### Given data ###
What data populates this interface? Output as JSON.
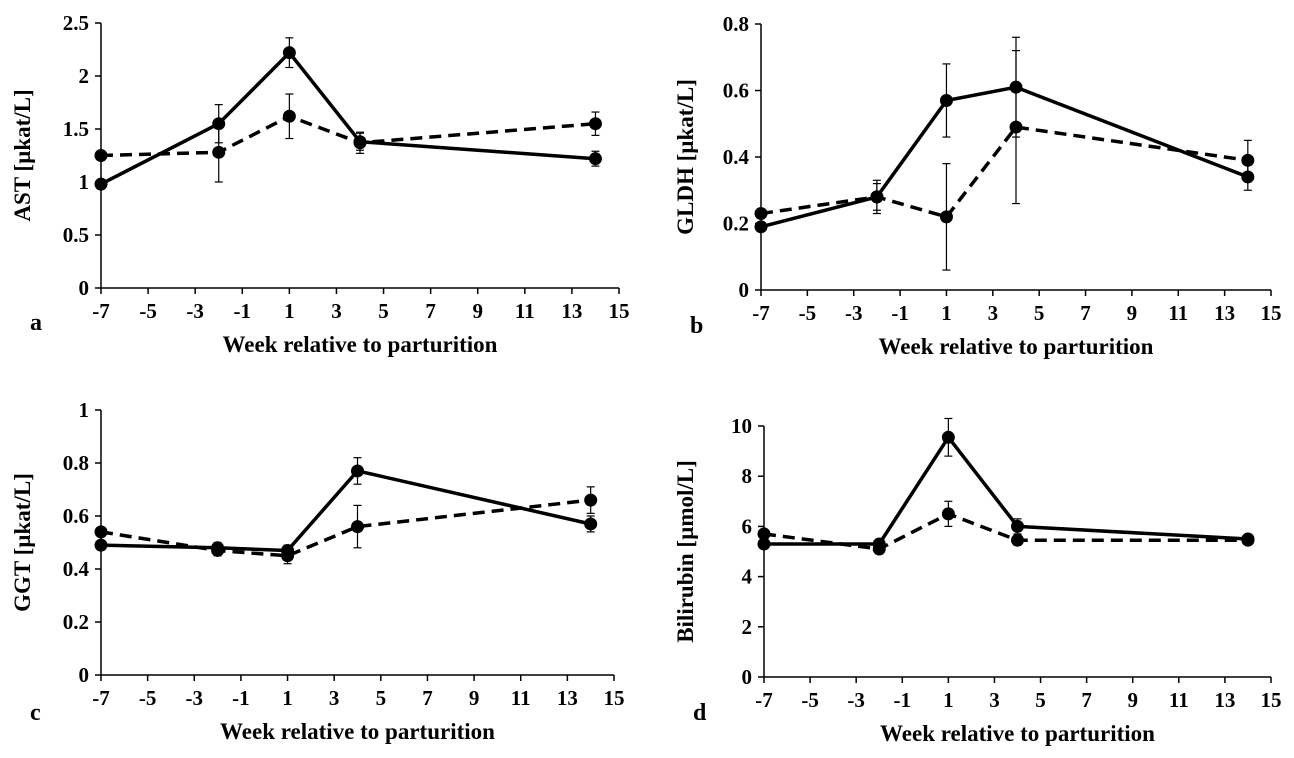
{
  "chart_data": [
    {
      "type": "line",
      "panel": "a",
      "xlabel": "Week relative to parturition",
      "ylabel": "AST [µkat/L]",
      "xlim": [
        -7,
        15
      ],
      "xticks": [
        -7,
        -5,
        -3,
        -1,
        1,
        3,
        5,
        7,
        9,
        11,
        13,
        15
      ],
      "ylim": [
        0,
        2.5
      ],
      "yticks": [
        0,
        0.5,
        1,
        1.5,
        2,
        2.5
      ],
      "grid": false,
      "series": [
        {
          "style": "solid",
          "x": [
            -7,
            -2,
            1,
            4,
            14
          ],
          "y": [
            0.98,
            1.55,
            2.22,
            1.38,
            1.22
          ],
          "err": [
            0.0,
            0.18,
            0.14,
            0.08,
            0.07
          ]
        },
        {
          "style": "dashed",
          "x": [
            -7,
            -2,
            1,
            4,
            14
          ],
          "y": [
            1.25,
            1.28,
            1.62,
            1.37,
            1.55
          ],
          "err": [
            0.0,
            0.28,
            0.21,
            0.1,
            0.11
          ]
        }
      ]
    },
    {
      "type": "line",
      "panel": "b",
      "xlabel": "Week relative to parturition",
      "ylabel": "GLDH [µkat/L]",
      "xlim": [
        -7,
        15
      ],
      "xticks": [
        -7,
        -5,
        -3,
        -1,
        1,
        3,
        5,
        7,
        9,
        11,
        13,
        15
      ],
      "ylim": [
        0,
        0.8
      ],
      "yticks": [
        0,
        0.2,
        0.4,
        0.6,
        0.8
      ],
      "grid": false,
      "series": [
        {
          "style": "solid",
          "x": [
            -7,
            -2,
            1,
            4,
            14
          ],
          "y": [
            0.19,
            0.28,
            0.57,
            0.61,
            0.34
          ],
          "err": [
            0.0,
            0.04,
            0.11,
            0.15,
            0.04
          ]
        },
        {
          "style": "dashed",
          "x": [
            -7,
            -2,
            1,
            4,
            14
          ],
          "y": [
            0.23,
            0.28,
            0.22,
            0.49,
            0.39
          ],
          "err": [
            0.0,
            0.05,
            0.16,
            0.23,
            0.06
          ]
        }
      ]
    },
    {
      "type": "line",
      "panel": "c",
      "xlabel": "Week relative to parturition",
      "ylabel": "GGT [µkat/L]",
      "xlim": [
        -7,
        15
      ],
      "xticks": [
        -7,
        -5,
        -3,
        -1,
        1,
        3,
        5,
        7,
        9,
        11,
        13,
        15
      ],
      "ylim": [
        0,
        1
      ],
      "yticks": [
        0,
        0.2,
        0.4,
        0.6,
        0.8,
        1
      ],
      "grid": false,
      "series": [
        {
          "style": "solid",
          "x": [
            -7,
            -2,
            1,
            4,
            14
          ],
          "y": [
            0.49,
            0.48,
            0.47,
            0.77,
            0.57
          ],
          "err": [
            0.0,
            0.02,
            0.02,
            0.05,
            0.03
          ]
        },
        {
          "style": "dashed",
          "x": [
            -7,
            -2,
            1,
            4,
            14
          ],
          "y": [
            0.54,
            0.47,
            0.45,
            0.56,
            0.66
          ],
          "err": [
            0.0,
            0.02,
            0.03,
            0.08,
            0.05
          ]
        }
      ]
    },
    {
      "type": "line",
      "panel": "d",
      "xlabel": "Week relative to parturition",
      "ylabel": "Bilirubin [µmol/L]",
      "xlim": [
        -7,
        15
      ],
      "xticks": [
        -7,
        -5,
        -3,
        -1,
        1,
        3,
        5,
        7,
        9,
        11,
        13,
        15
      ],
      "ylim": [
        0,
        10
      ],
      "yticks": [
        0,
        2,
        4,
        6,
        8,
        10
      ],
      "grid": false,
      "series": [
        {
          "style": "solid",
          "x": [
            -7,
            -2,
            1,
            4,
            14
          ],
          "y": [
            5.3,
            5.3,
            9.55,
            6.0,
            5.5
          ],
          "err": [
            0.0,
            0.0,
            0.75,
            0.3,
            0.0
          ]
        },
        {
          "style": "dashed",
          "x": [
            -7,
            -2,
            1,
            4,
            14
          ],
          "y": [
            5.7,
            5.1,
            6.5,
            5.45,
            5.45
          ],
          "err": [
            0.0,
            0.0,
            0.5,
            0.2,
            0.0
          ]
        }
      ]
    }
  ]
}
###
**What to do:**
Gather, from the listing above, every line carrying the word "µkat".

**Response:**
      "ylabel": "AST [µkat/L]",
      "ylabel": "GLDH [µkat/L]",
      "ylabel": "GGT [µkat/L]",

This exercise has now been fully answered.